* [WHAT THIS TASK INVOLVES]: Each of the entries should be retyped precisely as it appears.

* [DATA LINES]:

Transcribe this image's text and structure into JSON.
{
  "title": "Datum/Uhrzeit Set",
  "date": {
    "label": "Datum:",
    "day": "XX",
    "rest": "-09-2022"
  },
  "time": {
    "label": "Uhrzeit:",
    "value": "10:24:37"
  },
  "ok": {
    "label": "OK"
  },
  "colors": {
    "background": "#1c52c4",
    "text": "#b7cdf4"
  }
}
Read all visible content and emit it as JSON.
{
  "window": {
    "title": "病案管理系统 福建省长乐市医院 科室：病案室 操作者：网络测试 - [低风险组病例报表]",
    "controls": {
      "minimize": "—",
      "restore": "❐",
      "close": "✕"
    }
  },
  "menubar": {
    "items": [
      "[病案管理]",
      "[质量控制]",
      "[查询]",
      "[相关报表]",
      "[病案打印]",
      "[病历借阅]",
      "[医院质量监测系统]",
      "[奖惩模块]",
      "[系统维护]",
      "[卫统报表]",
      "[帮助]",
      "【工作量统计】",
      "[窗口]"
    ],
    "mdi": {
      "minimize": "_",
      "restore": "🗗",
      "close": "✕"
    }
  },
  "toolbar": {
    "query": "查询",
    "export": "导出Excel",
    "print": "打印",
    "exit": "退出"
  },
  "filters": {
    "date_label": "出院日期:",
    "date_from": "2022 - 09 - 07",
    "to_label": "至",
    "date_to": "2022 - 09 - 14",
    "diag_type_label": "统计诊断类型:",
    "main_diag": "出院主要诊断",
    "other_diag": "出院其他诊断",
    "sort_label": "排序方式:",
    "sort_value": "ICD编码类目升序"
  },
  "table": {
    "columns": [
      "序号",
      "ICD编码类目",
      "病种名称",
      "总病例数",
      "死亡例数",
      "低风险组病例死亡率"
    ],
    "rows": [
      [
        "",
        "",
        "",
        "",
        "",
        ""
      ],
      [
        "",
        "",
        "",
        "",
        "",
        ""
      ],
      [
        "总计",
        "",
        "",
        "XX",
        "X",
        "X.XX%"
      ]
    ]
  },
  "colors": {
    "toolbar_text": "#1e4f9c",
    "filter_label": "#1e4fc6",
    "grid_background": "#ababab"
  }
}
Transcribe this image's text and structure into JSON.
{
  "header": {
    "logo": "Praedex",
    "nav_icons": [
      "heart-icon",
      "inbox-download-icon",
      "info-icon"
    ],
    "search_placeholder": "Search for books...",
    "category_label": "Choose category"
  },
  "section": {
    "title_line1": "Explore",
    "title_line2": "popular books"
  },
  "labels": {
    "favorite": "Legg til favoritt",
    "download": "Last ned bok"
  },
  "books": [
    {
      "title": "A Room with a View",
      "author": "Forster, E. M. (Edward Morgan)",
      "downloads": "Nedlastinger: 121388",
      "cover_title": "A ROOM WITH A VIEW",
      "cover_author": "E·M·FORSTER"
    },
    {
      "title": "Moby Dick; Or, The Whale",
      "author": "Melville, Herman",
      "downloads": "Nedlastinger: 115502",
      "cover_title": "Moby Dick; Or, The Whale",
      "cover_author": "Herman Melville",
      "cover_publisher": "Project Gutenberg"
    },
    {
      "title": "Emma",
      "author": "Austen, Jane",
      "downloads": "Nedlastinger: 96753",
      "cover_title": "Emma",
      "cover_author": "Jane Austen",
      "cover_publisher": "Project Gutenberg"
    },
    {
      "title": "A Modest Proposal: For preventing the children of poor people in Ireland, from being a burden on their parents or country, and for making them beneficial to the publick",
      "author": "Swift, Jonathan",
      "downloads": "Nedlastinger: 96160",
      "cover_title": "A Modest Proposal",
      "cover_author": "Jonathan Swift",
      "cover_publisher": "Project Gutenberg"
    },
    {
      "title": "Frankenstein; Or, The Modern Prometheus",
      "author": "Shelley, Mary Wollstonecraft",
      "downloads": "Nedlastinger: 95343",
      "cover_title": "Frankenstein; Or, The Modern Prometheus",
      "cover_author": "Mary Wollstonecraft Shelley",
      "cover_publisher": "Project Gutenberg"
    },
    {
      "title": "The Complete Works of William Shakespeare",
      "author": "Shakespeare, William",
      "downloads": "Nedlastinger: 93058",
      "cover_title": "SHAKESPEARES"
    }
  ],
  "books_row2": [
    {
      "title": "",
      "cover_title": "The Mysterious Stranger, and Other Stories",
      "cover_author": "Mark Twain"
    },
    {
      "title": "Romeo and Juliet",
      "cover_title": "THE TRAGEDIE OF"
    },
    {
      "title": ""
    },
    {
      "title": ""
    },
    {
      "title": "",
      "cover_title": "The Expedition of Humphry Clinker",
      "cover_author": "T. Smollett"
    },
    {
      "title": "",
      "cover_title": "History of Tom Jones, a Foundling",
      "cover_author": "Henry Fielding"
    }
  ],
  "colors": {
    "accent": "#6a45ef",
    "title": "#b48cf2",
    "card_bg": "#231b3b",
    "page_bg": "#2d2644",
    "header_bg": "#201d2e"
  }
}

* [TASK SOLUTION]:
Transcribe this image's text and structure into JSON.
{
  "title": "Datum/Uhrzeit Set",
  "date": {
    "label": "Datum:",
    "day": "XX",
    "rest": "-09-2022"
  },
  "time": {
    "label": "Uhrzeit:",
    "value": "10:24:37"
  },
  "ok": {
    "label": "OK"
  },
  "colors": {
    "background": "#1c52c4",
    "text": "#b7cdf4"
  }
}
Read all visible content and emit it as JSON.
{
  "window": {
    "title": "病案管理系统 福建省长乐市医院 科室：病案室 操作者：网络测试 - [低风险组病例报表]",
    "controls": {
      "minimize": "—",
      "restore": "❐",
      "close": "✕"
    }
  },
  "menubar": {
    "items": [
      "[病案管理]",
      "[质量控制]",
      "[查询]",
      "[相关报表]",
      "[病案打印]",
      "[病历借阅]",
      "[医院质量监测系统]",
      "[奖惩模块]",
      "[系统维护]",
      "[卫统报表]",
      "[帮助]",
      "【工作量统计】",
      "[窗口]"
    ],
    "mdi": {
      "minimize": "_",
      "restore": "🗗",
      "close": "✕"
    }
  },
  "toolbar": {
    "query": "查询",
    "export": "导出Excel",
    "print": "打印",
    "exit": "退出"
  },
  "filters": {
    "date_label": "出院日期:",
    "date_from": "2022 - 09 - 07",
    "to_label": "至",
    "date_to": "2022 - 09 - 14",
    "diag_type_label": "统计诊断类型:",
    "main_diag": "出院主要诊断",
    "other_diag": "出院其他诊断",
    "sort_label": "排序方式:",
    "sort_value": "ICD编码类目升序"
  },
  "table": {
    "columns": [
      "序号",
      "ICD编码类目",
      "病种名称",
      "总病例数",
      "死亡例数",
      "低风险组病例死亡率"
    ],
    "rows": [
      [
        "",
        "",
        "",
        "",
        "",
        ""
      ],
      [
        "",
        "",
        "",
        "",
        "",
        ""
      ],
      [
        "总计",
        "",
        "",
        "XX",
        "X",
        "X.XX%"
      ]
    ]
  },
  "colors": {
    "toolbar_text": "#1e4f9c",
    "filter_label": "#1e4fc6",
    "grid_background": "#ababab"
  }
}
Transcribe this image's text and structure into JSON.
{
  "header": {
    "logo": "Praedex",
    "nav_icons": [
      "heart-icon",
      "inbox-download-icon",
      "info-icon"
    ],
    "search_placeholder": "Search for books...",
    "category_label": "Choose category"
  },
  "section": {
    "title_line1": "Explore",
    "title_line2": "popular books"
  },
  "labels": {
    "favorite": "Legg til favoritt",
    "download": "Last ned bok"
  },
  "books": [
    {
      "title": "A Room with a View",
      "author": "Forster, E. M. (Edward Morgan)",
      "downloads": "Nedlastinger: 121388",
      "cover_title": "A ROOM WITH A VIEW",
      "cover_author": "E·M·FORSTER"
    },
    {
      "title": "Moby Dick; Or, The Whale",
      "author": "Melville, Herman",
      "downloads": "Nedlastinger: 115502",
      "cover_title": "Moby Dick; Or, The Whale",
      "cover_author": "Herman Melville",
      "cover_publisher": "Project Gutenberg"
    },
    {
      "title": "Emma",
      "author": "Austen, Jane",
      "downloads": "Nedlastinger: 96753",
      "cover_title": "Emma",
      "cover_author": "Jane Austen",
      "cover_publisher": "Project Gutenberg"
    },
    {
      "title": "A Modest Proposal: For preventing the children of poor people in Ireland, from being a burden on their parents or country, and for making them beneficial to the publick",
      "author": "Swift, Jonathan",
      "downloads": "Nedlastinger: 96160",
      "cover_title": "A Modest Proposal",
      "cover_author": "Jonathan Swift",
      "cover_publisher": "Project Gutenberg"
    },
    {
      "title": "Frankenstein; Or, The Modern Prometheus",
      "author": "Shelley, Mary Wollstonecraft",
      "downloads": "Nedlastinger: 95343",
      "cover_title": "Frankenstein; Or, The Modern Prometheus",
      "cover_author": "Mary Wollstonecraft Shelley",
      "cover_publisher": "Project Gutenberg"
    },
    {
      "title": "The Complete Works of William Shakespeare",
      "author": "Shakespeare, William",
      "downloads": "Nedlastinger: 93058",
      "cover_title": "SHAKESPEARES"
    }
  ],
  "books_row2": [
    {
      "title": "",
      "cover_title": "The Mysterious Stranger, and Other Stories",
      "cover_author": "Mark Twain"
    },
    {
      "title": "Romeo and Juliet",
      "cover_title": "THE TRAGEDIE OF"
    },
    {
      "title": ""
    },
    {
      "title": ""
    },
    {
      "title": "",
      "cover_title": "The Expedition of Humphry Clinker",
      "cover_author": "T. Smollett"
    },
    {
      "title": "",
      "cover_title": "History of Tom Jones, a Foundling",
      "cover_author": "Henry Fielding"
    }
  ],
  "colors": {
    "accent": "#6a45ef",
    "title": "#b48cf2",
    "card_bg": "#231b3b",
    "page_bg": "#2d2644",
    "header_bg": "#201d2e"
  }
}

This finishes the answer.